Using the data below, copy each line that includes the word "event".

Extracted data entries
::::::
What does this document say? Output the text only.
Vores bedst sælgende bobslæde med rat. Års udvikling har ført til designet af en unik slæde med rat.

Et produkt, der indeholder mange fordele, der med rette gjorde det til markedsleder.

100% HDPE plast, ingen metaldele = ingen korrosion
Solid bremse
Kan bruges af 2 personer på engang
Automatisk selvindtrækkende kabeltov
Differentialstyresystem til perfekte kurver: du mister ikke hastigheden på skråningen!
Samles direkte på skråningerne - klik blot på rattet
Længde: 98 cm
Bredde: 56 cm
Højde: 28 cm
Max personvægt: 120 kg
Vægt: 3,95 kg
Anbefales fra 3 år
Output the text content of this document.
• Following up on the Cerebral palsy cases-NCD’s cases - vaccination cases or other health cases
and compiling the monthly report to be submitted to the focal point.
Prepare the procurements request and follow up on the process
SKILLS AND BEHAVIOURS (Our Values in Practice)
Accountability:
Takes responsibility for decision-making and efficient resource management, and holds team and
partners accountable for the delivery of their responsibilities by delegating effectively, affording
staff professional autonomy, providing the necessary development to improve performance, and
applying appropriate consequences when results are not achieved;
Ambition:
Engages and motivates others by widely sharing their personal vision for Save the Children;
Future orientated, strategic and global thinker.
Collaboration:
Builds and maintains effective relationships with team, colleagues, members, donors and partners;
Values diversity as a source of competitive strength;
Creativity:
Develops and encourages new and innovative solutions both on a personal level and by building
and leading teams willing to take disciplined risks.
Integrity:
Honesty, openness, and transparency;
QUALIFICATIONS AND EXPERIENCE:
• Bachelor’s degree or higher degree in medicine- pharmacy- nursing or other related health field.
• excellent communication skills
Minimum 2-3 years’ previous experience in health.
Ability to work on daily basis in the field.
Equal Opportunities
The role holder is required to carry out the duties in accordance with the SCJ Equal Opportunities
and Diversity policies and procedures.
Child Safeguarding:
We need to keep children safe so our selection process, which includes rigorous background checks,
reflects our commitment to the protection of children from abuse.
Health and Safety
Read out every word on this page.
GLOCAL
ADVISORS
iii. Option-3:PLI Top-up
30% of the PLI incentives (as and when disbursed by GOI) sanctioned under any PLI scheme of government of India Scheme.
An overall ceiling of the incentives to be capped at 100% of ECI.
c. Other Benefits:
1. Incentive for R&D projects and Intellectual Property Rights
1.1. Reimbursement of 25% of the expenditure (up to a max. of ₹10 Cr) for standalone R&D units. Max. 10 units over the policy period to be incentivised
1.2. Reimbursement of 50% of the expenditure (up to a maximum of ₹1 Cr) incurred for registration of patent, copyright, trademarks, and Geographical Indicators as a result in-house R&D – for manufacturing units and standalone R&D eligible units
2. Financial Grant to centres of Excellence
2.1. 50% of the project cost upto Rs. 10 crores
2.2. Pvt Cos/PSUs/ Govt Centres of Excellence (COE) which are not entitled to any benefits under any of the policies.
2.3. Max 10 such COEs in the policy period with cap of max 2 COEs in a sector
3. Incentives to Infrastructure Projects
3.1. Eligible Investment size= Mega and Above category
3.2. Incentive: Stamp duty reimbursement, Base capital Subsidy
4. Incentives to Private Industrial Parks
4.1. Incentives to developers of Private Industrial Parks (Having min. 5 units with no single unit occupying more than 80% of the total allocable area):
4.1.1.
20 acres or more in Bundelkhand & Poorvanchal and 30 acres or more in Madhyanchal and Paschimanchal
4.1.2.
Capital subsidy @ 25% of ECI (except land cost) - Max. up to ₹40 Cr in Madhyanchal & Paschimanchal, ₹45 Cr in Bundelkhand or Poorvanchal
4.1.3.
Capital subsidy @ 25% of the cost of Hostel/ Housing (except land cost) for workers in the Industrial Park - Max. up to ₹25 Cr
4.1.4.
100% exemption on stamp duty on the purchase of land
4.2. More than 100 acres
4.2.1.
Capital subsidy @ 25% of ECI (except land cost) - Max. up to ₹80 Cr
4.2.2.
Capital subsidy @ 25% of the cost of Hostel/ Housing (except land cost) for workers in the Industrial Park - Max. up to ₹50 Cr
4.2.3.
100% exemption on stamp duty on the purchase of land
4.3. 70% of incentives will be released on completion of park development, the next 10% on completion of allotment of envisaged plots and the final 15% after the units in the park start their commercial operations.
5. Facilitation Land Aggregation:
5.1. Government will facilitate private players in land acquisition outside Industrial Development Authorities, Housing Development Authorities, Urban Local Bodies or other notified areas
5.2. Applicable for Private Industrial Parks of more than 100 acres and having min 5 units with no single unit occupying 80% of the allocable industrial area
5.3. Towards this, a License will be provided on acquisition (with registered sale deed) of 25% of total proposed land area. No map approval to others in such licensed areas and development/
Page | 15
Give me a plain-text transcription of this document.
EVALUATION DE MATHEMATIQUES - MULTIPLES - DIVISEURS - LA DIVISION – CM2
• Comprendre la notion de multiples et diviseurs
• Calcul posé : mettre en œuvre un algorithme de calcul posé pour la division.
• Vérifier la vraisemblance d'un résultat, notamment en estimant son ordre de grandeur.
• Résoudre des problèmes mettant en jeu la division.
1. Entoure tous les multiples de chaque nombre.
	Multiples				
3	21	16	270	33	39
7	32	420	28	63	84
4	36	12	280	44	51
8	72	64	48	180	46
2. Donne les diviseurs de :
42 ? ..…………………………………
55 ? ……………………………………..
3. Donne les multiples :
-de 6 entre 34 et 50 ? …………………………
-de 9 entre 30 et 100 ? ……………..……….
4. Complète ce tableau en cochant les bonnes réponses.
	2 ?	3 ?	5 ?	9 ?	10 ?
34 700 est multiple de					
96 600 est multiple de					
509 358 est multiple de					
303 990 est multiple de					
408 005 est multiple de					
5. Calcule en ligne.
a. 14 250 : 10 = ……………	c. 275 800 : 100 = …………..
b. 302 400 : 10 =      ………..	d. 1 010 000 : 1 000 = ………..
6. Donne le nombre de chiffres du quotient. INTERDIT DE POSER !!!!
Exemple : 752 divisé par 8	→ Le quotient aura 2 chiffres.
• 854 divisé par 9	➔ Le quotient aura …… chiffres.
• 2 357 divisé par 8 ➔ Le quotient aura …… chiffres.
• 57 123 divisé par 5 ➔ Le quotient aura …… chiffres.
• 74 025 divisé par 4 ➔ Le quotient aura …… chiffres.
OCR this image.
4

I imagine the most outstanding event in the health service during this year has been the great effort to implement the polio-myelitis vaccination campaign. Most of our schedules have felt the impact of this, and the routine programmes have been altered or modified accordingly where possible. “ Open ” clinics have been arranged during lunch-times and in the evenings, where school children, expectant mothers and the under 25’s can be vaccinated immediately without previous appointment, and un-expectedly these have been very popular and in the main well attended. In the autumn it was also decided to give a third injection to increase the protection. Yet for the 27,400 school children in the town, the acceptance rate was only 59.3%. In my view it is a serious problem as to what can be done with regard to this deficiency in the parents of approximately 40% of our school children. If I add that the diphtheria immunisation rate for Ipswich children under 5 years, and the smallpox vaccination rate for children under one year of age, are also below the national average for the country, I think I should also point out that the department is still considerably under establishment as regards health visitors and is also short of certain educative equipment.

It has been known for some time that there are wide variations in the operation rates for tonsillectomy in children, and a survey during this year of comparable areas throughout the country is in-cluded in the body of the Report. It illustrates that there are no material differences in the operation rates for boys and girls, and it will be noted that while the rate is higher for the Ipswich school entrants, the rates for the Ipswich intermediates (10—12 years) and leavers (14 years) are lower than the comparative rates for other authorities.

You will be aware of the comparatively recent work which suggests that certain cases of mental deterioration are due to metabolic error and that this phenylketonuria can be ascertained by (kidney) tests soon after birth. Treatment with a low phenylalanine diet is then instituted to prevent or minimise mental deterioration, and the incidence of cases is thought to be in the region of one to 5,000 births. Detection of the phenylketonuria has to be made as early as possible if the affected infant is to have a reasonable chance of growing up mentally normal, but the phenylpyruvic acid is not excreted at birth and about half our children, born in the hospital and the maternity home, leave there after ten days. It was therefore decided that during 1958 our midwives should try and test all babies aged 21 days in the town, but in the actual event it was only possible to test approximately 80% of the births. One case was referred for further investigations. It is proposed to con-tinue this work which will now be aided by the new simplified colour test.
::::::
• Answer to the task
I imagine the most outstanding event in the health service during this year has been the great effort to implement the polio-myelitis vaccination campaign. Most of our schedules have felt the impact of this, and the routine programmes have been altered or modified accordingly where possible. “ Open ” clinics have been arranged during lunch-times and in the evenings, where school children, expectant mothers and the under 25’s can be vaccinated immediately without previous appointment, and un-expectedly these have been very popular and in the main well attended. In the autumn it was also decided to give a third injection to increase the protection. Yet for the 27,400 school children in the town, the acceptance rate was only 59.3%. In my view it is a serious problem as to what can be done with regard to this deficiency in the parents of approximately 40% of our school children. If I add that the diphtheria immunisation rate for Ipswich children under 5 years, and the smallpox vaccination rate for children under one year of age, are also below the national average for the country, I think I should also point out that the department is still considerably under establishment as regards health visitors and is also short of certain educative equipment.
You will be aware of the comparatively recent work which suggests that certain cases of mental deterioration are due to metabolic error and that this phenylketonuria can be ascertained by (kidney) tests soon after birth. Treatment with a low phenylalanine diet is then instituted to prevent or minimise mental deterioration, and the incidence of cases is thought to be in the region of one to 5,000 births. Detection of the phenylketonuria has to be made as early as possible if the affected infant is to have a reasonable chance of growing up mentally normal, but the phenylpyruvic acid is not excreted at birth and about half our children, born in the hospital and the maternity home, leave there after ten days. It was therefore decided that during 1958 our midwives should try and test all babies aged 21 days in the town, but in the actual event it was only possible to test approximately 80% of the births. One case was referred for further investigations. It is proposed to con-tinue this work which will now be aided by the new simplified colour test.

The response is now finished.